- [Short exercise]:
Write out all of the data exactly as it appears.

Stored records:

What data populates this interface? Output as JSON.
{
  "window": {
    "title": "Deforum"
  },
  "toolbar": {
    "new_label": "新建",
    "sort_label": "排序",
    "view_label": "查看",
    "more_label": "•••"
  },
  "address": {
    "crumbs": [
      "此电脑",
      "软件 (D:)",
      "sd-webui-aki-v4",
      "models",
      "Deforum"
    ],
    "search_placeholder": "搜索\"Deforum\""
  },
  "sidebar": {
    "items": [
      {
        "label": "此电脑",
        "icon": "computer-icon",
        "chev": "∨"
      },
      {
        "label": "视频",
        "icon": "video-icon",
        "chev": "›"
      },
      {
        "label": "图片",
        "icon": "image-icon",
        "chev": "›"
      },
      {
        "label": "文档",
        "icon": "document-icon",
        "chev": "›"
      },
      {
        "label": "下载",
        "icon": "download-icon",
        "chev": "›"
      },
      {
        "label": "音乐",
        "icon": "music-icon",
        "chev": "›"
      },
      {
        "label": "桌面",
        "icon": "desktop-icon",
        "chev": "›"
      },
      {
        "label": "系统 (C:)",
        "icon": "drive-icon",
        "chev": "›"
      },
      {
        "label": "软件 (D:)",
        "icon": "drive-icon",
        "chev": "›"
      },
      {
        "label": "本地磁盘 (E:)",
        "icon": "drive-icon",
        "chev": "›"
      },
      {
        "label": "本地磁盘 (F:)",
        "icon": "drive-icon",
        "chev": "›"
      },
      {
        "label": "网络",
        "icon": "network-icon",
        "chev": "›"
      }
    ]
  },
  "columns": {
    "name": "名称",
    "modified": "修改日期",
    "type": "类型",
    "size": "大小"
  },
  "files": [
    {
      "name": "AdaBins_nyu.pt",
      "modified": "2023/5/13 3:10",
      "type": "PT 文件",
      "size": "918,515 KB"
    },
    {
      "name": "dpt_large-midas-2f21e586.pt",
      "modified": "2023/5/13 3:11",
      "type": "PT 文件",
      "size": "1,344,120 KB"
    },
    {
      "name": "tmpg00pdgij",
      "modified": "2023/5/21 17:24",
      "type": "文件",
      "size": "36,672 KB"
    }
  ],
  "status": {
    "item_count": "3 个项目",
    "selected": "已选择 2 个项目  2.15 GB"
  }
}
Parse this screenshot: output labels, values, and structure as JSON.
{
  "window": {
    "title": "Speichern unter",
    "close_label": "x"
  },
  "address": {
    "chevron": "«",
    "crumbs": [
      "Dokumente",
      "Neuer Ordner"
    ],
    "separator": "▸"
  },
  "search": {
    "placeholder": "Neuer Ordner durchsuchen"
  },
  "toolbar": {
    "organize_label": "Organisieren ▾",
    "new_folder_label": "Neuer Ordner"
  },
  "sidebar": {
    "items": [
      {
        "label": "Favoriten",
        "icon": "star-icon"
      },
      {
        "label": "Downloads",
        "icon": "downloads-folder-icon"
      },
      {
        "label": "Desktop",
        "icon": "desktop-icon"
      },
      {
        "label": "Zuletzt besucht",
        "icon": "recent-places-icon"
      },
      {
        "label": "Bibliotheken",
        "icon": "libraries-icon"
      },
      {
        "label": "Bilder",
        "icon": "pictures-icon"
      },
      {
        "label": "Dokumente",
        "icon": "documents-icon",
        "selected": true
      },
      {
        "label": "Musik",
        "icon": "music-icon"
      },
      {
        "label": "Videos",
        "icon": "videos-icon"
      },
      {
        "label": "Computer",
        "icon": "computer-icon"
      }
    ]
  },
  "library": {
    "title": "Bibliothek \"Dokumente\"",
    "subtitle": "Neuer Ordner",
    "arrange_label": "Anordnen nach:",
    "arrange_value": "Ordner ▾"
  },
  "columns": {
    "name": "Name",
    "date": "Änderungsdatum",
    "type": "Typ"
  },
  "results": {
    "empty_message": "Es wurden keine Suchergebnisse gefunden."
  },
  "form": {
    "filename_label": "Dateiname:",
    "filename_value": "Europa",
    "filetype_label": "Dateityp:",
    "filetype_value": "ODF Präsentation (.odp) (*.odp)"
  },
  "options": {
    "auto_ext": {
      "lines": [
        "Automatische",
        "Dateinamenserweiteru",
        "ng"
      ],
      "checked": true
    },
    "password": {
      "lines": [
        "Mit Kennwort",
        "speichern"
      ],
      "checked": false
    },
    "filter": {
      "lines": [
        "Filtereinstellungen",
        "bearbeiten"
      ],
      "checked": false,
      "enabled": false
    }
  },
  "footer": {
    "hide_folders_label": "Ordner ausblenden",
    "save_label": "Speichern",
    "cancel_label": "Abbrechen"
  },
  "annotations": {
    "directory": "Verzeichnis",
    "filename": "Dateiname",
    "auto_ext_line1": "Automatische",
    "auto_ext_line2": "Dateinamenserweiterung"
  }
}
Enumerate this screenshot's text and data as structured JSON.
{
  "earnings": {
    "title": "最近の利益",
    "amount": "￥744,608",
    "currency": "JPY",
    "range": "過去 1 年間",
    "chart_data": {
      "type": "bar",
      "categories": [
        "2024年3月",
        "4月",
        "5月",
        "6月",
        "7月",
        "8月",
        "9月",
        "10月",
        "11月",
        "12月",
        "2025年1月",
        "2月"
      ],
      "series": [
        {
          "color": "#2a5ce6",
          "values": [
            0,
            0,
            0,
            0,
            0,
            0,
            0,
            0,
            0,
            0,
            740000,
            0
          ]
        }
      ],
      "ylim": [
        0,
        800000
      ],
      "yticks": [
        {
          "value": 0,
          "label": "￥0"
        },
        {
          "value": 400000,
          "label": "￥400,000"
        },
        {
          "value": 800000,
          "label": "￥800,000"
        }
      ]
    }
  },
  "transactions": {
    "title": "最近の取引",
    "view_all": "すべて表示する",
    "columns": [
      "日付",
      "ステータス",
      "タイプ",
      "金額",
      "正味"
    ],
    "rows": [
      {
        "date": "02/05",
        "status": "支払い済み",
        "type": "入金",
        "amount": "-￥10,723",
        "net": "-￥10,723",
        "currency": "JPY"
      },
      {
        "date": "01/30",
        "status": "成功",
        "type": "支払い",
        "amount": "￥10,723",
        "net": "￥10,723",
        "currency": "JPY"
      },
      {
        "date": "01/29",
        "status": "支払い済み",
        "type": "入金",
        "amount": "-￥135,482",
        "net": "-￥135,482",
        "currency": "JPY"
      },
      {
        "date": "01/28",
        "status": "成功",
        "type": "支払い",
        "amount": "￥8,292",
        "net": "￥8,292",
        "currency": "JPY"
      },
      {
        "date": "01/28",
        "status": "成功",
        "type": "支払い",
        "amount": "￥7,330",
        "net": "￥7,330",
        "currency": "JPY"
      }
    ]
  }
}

- [Answer to the problem]:
What data populates this interface? Output as JSON.
{
  "window": {
    "title": "Deforum"
  },
  "toolbar": {
    "new_label": "新建",
    "sort_label": "排序",
    "view_label": "查看",
    "more_label": "•••"
  },
  "address": {
    "crumbs": [
      "此电脑",
      "软件 (D:)",
      "sd-webui-aki-v4",
      "models",
      "Deforum"
    ],
    "search_placeholder": "搜索\"Deforum\""
  },
  "sidebar": {
    "items": [
      {
        "label": "此电脑",
        "icon": "computer-icon",
        "chev": "∨"
      },
      {
        "label": "视频",
        "icon": "video-icon",
        "chev": "›"
      },
      {
        "label": "图片",
        "icon": "image-icon",
        "chev": "›"
      },
      {
        "label": "文档",
        "icon": "document-icon",
        "chev": "›"
      },
      {
        "label": "下载",
        "icon": "download-icon",
        "chev": "›"
      },
      {
        "label": "音乐",
        "icon": "music-icon",
        "chev": "›"
      },
      {
        "label": "桌面",
        "icon": "desktop-icon",
        "chev": "›"
      },
      {
        "label": "系统 (C:)",
        "icon": "drive-icon",
        "chev": "›"
      },
      {
        "label": "软件 (D:)",
        "icon": "drive-icon",
        "chev": "›"
      },
      {
        "label": "本地磁盘 (E:)",
        "icon": "drive-icon",
        "chev": "›"
      },
      {
        "label": "本地磁盘 (F:)",
        "icon": "drive-icon",
        "chev": "›"
      },
      {
        "label": "网络",
        "icon": "network-icon",
        "chev": "›"
      }
    ]
  },
  "columns": {
    "name": "名称",
    "modified": "修改日期",
    "type": "类型",
    "size": "大小"
  },
  "files": [
    {
      "name": "AdaBins_nyu.pt",
      "modified": "2023/5/13 3:10",
      "type": "PT 文件",
      "size": "918,515 KB"
    },
    {
      "name": "dpt_large-midas-2f21e586.pt",
      "modified": "2023/5/13 3:11",
      "type": "PT 文件",
      "size": "1,344,120 KB"
    },
    {
      "name": "tmpg00pdgij",
      "modified": "2023/5/21 17:24",
      "type": "文件",
      "size": "36,672 KB"
    }
  ],
  "status": {
    "item_count": "3 个项目",
    "selected": "已选择 2 个项目  2.15 GB"
  }
}
Parse this screenshot: output labels, values, and structure as JSON.
{
  "window": {
    "title": "Speichern unter",
    "close_label": "x"
  },
  "address": {
    "chevron": "«",
    "crumbs": [
      "Dokumente",
      "Neuer Ordner"
    ],
    "separator": "▸"
  },
  "search": {
    "placeholder": "Neuer Ordner durchsuchen"
  },
  "toolbar": {
    "organize_label": "Organisieren ▾",
    "new_folder_label": "Neuer Ordner"
  },
  "sidebar": {
    "items": [
      {
        "label": "Favoriten",
        "icon": "star-icon"
      },
      {
        "label": "Downloads",
        "icon": "downloads-folder-icon"
      },
      {
        "label": "Desktop",
        "icon": "desktop-icon"
      },
      {
        "label": "Zuletzt besucht",
        "icon": "recent-places-icon"
      },
      {
        "label": "Bibliotheken",
        "icon": "libraries-icon"
      },
      {
        "label": "Bilder",
        "icon": "pictures-icon"
      },
      {
        "label": "Dokumente",
        "icon": "documents-icon",
        "selected": true
      },
      {
        "label": "Musik",
        "icon": "music-icon"
      },
      {
        "label": "Videos",
        "icon": "videos-icon"
      },
      {
        "label": "Computer",
        "icon": "computer-icon"
      }
    ]
  },
  "library": {
    "title": "Bibliothek \"Dokumente\"",
    "subtitle": "Neuer Ordner",
    "arrange_label": "Anordnen nach:",
    "arrange_value": "Ordner ▾"
  },
  "columns": {
    "name": "Name",
    "date": "Änderungsdatum",
    "type": "Typ"
  },
  "results": {
    "empty_message": "Es wurden keine Suchergebnisse gefunden."
  },
  "form": {
    "filename_label": "Dateiname:",
    "filename_value": "Europa",
    "filetype_label": "Dateityp:",
    "filetype_value": "ODF Präsentation (.odp) (*.odp)"
  },
  "options": {
    "auto_ext": {
      "lines": [
        "Automatische",
        "Dateinamenserweiteru",
        "ng"
      ],
      "checked": true
    },
    "password": {
      "lines": [
        "Mit Kennwort",
        "speichern"
      ],
      "checked": false
    },
    "filter": {
      "lines": [
        "Filtereinstellungen",
        "bearbeiten"
      ],
      "checked": false,
      "enabled": false
    }
  },
  "footer": {
    "hide_folders_label": "Ordner ausblenden",
    "save_label": "Speichern",
    "cancel_label": "Abbrechen"
  },
  "annotations": {
    "directory": "Verzeichnis",
    "filename": "Dateiname",
    "auto_ext_line1": "Automatische",
    "auto_ext_line2": "Dateinamenserweiterung"
  }
}
Enumerate this screenshot's text and data as structured JSON.
{
  "earnings": {
    "title": "最近の利益",
    "amount": "￥744,608",
    "currency": "JPY",
    "range": "過去 1 年間",
    "chart_data": {
      "type": "bar",
      "categories": [
        "2024年3月",
        "4月",
        "5月",
        "6月",
        "7月",
        "8月",
        "9月",
        "10月",
        "11月",
        "12月",
        "2025年1月",
        "2月"
      ],
      "series": [
        {
          "color": "#2a5ce6",
          "values": [
            0,
            0,
            0,
            0,
            0,
            0,
            0,
            0,
            0,
            0,
            740000,
            0
          ]
        }
      ],
      "ylim": [
        0,
        800000
      ],
      "yticks": [
        {
          "value": 0,
          "label": "￥0"
        },
        {
          "value": 400000,
          "label": "￥400,000"
        },
        {
          "value": 800000,
          "label": "￥800,000"
        }
      ]
    }
  },
  "transactions": {
    "title": "最近の取引",
    "view_all": "すべて表示する",
    "columns": [
      "日付",
      "ステータス",
      "タイプ",
      "金額",
      "正味"
    ],
    "rows": [
      {
        "date": "02/05",
        "status": "支払い済み",
        "type": "入金",
        "amount": "-￥10,723",
        "net": "-￥10,723",
        "currency": "JPY"
      },
      {
        "date": "01/30",
        "status": "成功",
        "type": "支払い",
        "amount": "￥10,723",
        "net": "￥10,723",
        "currency": "JPY"
      },
      {
        "date": "01/29",
        "status": "支払い済み",
        "type": "入金",
        "amount": "-￥135,482",
        "net": "-￥135,482",
        "currency": "JPY"
      },
      {
        "date": "01/28",
        "status": "成功",
        "type": "支払い",
        "amount": "￥8,292",
        "net": "￥8,292",
        "currency": "JPY"
      },
      {
        "date": "01/28",
        "status": "成功",
        "type": "支払い",
        "amount": "￥7,330",
        "net": "￥7,330",
        "currency": "JPY"
      }
    ]
  }
}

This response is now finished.